### Brief
In the records below, substitute "sea_level_map" for every occurrence of "sla_map", and write out all the records again with nothing else changed.

### Information given
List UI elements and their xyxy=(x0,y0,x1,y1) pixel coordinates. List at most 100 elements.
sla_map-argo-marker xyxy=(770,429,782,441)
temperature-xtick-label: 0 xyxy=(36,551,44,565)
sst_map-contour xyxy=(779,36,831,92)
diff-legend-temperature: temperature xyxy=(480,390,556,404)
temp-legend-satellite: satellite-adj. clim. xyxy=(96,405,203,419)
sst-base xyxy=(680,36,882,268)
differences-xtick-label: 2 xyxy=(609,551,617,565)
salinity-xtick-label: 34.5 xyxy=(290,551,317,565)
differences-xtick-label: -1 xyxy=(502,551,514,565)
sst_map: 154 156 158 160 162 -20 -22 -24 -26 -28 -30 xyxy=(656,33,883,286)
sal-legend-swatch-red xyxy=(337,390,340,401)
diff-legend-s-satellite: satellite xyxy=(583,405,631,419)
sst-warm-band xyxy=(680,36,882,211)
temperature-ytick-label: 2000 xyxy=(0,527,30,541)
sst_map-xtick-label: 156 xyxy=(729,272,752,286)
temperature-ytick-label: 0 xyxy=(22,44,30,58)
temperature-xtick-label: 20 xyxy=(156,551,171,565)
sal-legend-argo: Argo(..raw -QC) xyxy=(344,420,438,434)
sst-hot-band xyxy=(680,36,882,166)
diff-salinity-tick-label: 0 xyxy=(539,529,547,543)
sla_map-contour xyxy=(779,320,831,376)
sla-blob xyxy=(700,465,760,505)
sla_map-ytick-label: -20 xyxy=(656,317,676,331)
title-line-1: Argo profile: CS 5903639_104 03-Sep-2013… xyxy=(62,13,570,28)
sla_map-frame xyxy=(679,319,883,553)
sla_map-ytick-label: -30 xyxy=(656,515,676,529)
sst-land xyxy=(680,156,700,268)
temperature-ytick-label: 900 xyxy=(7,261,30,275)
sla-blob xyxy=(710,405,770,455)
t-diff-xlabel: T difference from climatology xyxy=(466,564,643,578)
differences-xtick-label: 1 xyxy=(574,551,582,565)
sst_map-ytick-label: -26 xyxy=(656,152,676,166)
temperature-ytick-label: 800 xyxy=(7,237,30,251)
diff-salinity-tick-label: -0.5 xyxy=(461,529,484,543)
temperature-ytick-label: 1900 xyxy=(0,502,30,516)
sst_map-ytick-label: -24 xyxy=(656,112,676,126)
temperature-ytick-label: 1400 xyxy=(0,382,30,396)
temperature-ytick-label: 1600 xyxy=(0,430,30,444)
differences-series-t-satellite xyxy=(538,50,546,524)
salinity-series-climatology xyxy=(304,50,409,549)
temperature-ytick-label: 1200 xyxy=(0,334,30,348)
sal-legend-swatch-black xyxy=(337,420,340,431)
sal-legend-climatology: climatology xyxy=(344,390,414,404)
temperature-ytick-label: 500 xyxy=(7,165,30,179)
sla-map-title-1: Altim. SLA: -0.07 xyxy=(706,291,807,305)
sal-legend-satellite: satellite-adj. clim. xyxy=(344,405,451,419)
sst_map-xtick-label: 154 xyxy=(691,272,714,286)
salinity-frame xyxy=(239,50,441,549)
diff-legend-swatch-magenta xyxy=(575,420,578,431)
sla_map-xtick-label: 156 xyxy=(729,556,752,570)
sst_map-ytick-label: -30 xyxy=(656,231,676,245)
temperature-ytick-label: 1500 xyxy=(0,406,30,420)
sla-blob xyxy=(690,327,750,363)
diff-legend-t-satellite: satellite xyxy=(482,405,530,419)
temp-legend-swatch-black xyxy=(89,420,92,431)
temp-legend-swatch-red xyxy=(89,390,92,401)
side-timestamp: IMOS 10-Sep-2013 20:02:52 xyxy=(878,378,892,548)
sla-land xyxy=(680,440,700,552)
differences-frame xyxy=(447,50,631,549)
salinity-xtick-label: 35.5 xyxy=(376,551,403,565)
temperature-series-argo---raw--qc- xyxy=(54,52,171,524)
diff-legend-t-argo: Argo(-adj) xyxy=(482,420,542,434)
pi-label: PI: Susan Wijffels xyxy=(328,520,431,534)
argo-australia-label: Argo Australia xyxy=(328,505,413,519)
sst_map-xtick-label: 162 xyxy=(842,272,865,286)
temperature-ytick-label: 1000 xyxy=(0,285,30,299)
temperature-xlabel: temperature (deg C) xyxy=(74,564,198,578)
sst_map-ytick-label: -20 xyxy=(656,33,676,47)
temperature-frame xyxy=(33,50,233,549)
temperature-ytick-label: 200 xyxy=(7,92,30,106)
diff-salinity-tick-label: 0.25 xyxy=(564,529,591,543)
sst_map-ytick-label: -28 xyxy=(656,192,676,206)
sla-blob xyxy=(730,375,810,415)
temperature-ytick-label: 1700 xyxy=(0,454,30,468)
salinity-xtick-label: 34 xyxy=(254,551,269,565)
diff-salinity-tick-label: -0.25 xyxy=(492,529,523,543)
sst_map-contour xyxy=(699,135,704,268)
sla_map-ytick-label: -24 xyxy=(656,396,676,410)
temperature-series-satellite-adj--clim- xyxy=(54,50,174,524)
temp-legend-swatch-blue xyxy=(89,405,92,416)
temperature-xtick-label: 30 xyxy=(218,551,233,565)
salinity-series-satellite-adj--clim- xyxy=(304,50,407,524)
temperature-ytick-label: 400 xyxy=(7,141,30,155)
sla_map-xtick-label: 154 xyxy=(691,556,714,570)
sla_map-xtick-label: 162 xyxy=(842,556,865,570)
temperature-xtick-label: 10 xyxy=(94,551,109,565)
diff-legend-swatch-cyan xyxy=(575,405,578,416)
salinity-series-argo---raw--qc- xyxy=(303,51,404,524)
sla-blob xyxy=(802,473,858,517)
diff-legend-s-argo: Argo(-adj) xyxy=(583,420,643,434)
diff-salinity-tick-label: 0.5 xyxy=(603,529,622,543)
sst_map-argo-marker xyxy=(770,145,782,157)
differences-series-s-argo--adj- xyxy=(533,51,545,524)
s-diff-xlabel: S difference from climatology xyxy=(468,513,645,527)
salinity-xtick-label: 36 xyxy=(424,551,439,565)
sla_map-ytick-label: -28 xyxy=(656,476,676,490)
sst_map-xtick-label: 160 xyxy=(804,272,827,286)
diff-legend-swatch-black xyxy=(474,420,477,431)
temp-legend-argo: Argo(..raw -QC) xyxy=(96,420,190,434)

### Reply
List UI elements and their xyxy=(x0,y0,x1,y1) pixel coordinates. List at most 100 elements.
sea_level_map-argo-marker xyxy=(770,429,782,441)
temperature-xtick-label: 0 xyxy=(36,551,44,565)
sst_map-contour xyxy=(779,36,831,92)
diff-legend-temperature: temperature xyxy=(480,390,556,404)
temp-legend-satellite: satellite-adj. clim. xyxy=(96,405,203,419)
sst-base xyxy=(680,36,882,268)
differences-xtick-label: 2 xyxy=(609,551,617,565)
salinity-xtick-label: 34.5 xyxy=(290,551,317,565)
differences-xtick-label: -1 xyxy=(502,551,514,565)
sst_map: 154 156 158 160 162 -20 -22 -24 -26 -28 -30 xyxy=(656,33,883,286)
sal-legend-swatch-red xyxy=(337,390,340,401)
diff-legend-s-satellite: satellite xyxy=(583,405,631,419)
sst-warm-band xyxy=(680,36,882,211)
temperature-ytick-label: 2000 xyxy=(0,527,30,541)
sst_map-xtick-label: 156 xyxy=(729,272,752,286)
temperature-ytick-label: 0 xyxy=(22,44,30,58)
temperature-xtick-label: 20 xyxy=(156,551,171,565)
sal-legend-argo: Argo(..raw -QC) xyxy=(344,420,438,434)
sst-hot-band xyxy=(680,36,882,166)
diff-salinity-tick-label: 0 xyxy=(539,529,547,543)
sea_level_map-contour xyxy=(779,320,831,376)
sla-blob xyxy=(700,465,760,505)
sea_level_map-ytick-label: -20 xyxy=(656,317,676,331)
title-line-1: Argo profile: CS 5903639_104 03-Sep-2013… xyxy=(62,13,570,28)
sea_level_map-frame xyxy=(679,319,883,553)
sea_level_map-ytick-label: -30 xyxy=(656,515,676,529)
sst-land xyxy=(680,156,700,268)
temperature-ytick-label: 900 xyxy=(7,261,30,275)
sla-blob xyxy=(710,405,770,455)
t-diff-xlabel: T difference from climatology xyxy=(466,564,643,578)
differences-xtick-label: 1 xyxy=(574,551,582,565)
sst_map-ytick-label: -26 xyxy=(656,152,676,166)
temperature-ytick-label: 800 xyxy=(7,237,30,251)
diff-salinity-tick-label: -0.5 xyxy=(461,529,484,543)
temperature-ytick-label: 1900 xyxy=(0,502,30,516)
sst_map-ytick-label: -24 xyxy=(656,112,676,126)
temperature-ytick-label: 1400 xyxy=(0,382,30,396)
temperature-ytick-label: 1600 xyxy=(0,430,30,444)
differences-series-t-satellite xyxy=(538,50,546,524)
salinity-series-climatology xyxy=(304,50,409,549)
temperature-ytick-label: 1200 xyxy=(0,334,30,348)
sal-legend-swatch-black xyxy=(337,420,340,431)
sal-legend-climatology: climatology xyxy=(344,390,414,404)
temperature-ytick-label: 500 xyxy=(7,165,30,179)
sla-map-title-1: Altim. SLA: -0.07 xyxy=(706,291,807,305)
sal-legend-satellite: satellite-adj. clim. xyxy=(344,405,451,419)
sst_map-xtick-label: 154 xyxy=(691,272,714,286)
salinity-frame xyxy=(239,50,441,549)
diff-legend-swatch-magenta xyxy=(575,420,578,431)
sea_level_map-xtick-label: 156 xyxy=(729,556,752,570)
sst_map-ytick-label: -30 xyxy=(656,231,676,245)
temperature-ytick-label: 1500 xyxy=(0,406,30,420)
sla-blob xyxy=(690,327,750,363)
diff-legend-t-satellite: satellite xyxy=(482,405,530,419)
temp-legend-swatch-black xyxy=(89,420,92,431)
temp-legend-swatch-red xyxy=(89,390,92,401)
side-timestamp: IMOS 10-Sep-2013 20:02:52 xyxy=(878,378,892,548)
sla-land xyxy=(680,440,700,552)
differences-frame xyxy=(447,50,631,549)
salinity-xtick-label: 35.5 xyxy=(376,551,403,565)
temperature-series-argo---raw--qc- xyxy=(54,52,171,524)
diff-legend-t-argo: Argo(-adj) xyxy=(482,420,542,434)
pi-label: PI: Susan Wijffels xyxy=(328,520,431,534)
argo-australia-label: Argo Australia xyxy=(328,505,413,519)
sst_map-xtick-label: 162 xyxy=(842,272,865,286)
temperature-ytick-label: 1000 xyxy=(0,285,30,299)
temperature-xlabel: temperature (deg C) xyxy=(74,564,198,578)
sst_map-ytick-label: -20 xyxy=(656,33,676,47)
temperature-frame xyxy=(33,50,233,549)
temperature-ytick-label: 200 xyxy=(7,92,30,106)
diff-salinity-tick-label: 0.25 xyxy=(564,529,591,543)
sst_map-ytick-label: -28 xyxy=(656,192,676,206)
sla-blob xyxy=(730,375,810,415)
temperature-ytick-label: 1700 xyxy=(0,454,30,468)
salinity-xtick-label: 34 xyxy=(254,551,269,565)
diff-salinity-tick-label: -0.25 xyxy=(492,529,523,543)
sst_map-contour xyxy=(699,135,704,268)
sea_level_map-ytick-label: -24 xyxy=(656,396,676,410)
temperature-series-satellite-adj--clim- xyxy=(54,50,174,524)
temp-legend-swatch-blue xyxy=(89,405,92,416)
temperature-xtick-label: 30 xyxy=(218,551,233,565)
salinity-series-satellite-adj--clim- xyxy=(304,50,407,524)
temperature-ytick-label: 400 xyxy=(7,141,30,155)
sea_level_map-xtick-label: 154 xyxy=(691,556,714,570)
sea_level_map-xtick-label: 162 xyxy=(842,556,865,570)
temperature-xtick-label: 10 xyxy=(94,551,109,565)
diff-legend-swatch-cyan xyxy=(575,405,578,416)
salinity-series-argo---raw--qc- xyxy=(303,51,404,524)
sla-blob xyxy=(802,473,858,517)
diff-legend-s-argo: Argo(-adj) xyxy=(583,420,643,434)
diff-salinity-tick-label: 0.5 xyxy=(603,529,622,543)
sst_map-argo-marker xyxy=(770,145,782,157)
differences-series-s-argo--adj- xyxy=(533,51,545,524)
s-diff-xlabel: S difference from climatology xyxy=(468,513,645,527)
salinity-xtick-label: 36 xyxy=(424,551,439,565)
sea_level_map-ytick-label: -28 xyxy=(656,476,676,490)
sst_map-xtick-label: 160 xyxy=(804,272,827,286)
diff-legend-swatch-black xyxy=(474,420,477,431)
temp-legend-argo: Argo(..raw -QC) xyxy=(96,420,190,434)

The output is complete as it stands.